(Data listing)
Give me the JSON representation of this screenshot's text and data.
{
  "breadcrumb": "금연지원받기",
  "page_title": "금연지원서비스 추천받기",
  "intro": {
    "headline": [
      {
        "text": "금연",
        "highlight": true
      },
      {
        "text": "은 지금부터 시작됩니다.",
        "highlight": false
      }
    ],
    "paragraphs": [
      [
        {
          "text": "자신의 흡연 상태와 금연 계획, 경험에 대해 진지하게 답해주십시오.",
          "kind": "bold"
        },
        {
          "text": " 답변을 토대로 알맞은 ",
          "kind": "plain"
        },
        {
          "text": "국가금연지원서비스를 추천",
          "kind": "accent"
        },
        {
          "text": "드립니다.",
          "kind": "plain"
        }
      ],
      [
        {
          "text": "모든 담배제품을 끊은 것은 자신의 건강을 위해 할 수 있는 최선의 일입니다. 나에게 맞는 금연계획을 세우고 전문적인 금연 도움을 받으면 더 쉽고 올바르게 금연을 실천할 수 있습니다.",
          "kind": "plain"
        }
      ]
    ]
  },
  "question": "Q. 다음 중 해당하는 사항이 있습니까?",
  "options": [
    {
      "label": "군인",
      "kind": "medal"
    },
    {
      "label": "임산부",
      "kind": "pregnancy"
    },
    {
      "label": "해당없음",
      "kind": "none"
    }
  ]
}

GIVEN EXERCISE:
Show all lines from the data above in which the word "text" appears.

SOLUTION FOR THIS EXERCISE:
Give me the JSON representation of this screenshot's text and data.
        "text": "금연",
        "text": "은 지금부터 시작됩니다.",
          "text": "자신의 흡연 상태와 금연 계획, 경험에 대해 진지하게 답해주십시오.",
          "text": " 답변을 토대로 알맞은 ",
          "text": "국가금연지원서비스를 추천",
          "text": "드립니다.",
          "text": "모든 담배제품을 끊은 것은 자신의 건강을 위해 할 수 있는 최선의 일입니다. 나에게 맞는 금연계획을 세우고 전문적인 금연 도움을 받으면 더 쉽고 올바르게 금연을 실천할 수 있습니다.",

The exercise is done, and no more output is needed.